● **PROBLEM TO SOLVE**: Scan the following data for lines with "nicht" and state how many there are, as a number only.

*** SOURCE DATA Section Begins ***

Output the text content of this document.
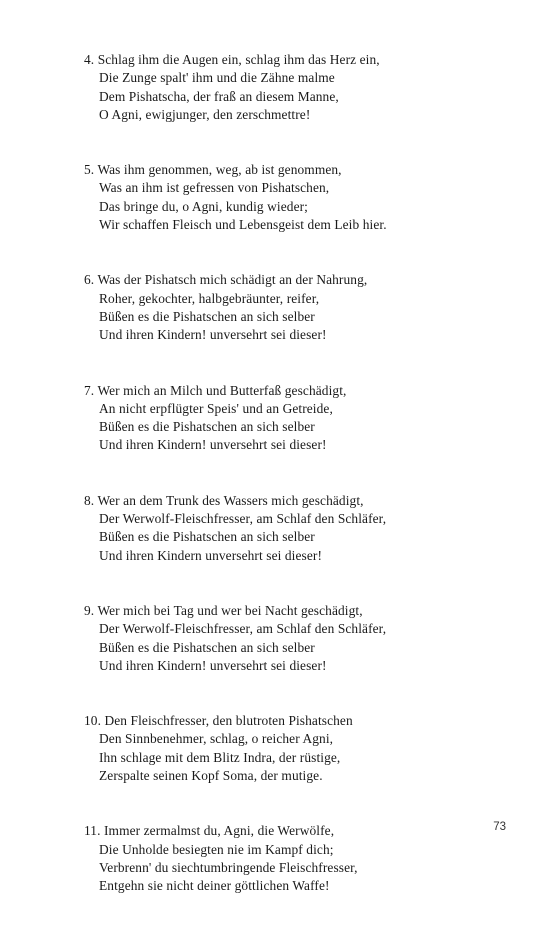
4. Schlag ihm die Augen ein, schlag ihm das Herz ein,
Die Zunge spalt' ihm und die Zähne malme
Dem Pishatscha, der fraß an diesem Manne,
O Agni, ewigjunger, den zerschmettre!
5. Was ihm genommen, weg, ab ist genommen,
Was an ihm ist gefressen von Pishatschen,
Das bringe du, o Agni, kundig wieder;
Wir schaffen Fleisch und Lebensgeist dem Leib hier.
6. Was der Pishatsch mich schädigt an der Nahrung,
Roher, gekochter, halbgebräunter, reifer,
Büßen es die Pishatschen an sich selber
Und ihren Kindern! unversehrt sei dieser!
7. Wer mich an Milch und Butterfaß geschädigt,
An nicht erpflügter Speis' und an Getreide,
Büßen es die Pishatschen an sich selber
Und ihren Kindern! unversehrt sei dieser!
8. Wer an dem Trunk des Wassers mich geschädigt,
Der Werwolf-Fleischfresser, am Schlaf den Schläfer,
Büßen es die Pishatschen an sich selber
Und ihren Kindern unversehrt sei dieser!
9. Wer mich bei Tag und wer bei Nacht geschädigt,
Der Werwolf-Fleischfresser, am Schlaf den Schläfer,
Büßen es die Pishatschen an sich selber
Und ihren Kindern! unversehrt sei dieser!
10. Den Fleischfresser, den blutroten Pishatschen
Den Sinnbenehmer, schlag, o reicher Agni,
Ihn schlage mit dem Blitz Indra, der rüstige,
Zerspalte seinen Kopf Soma, der mutige.
11. Immer zermalmst du, Agni, die Werwölfe,
Die Unholde besiegten nie im Kampf dich;
Verbrenn' du siechtumbringende Fleischfresser,
Entgehn sie nicht deiner göttlichen Waffe!
73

*** SOURCE DATA Section Ends ***

● **RESULT**: 2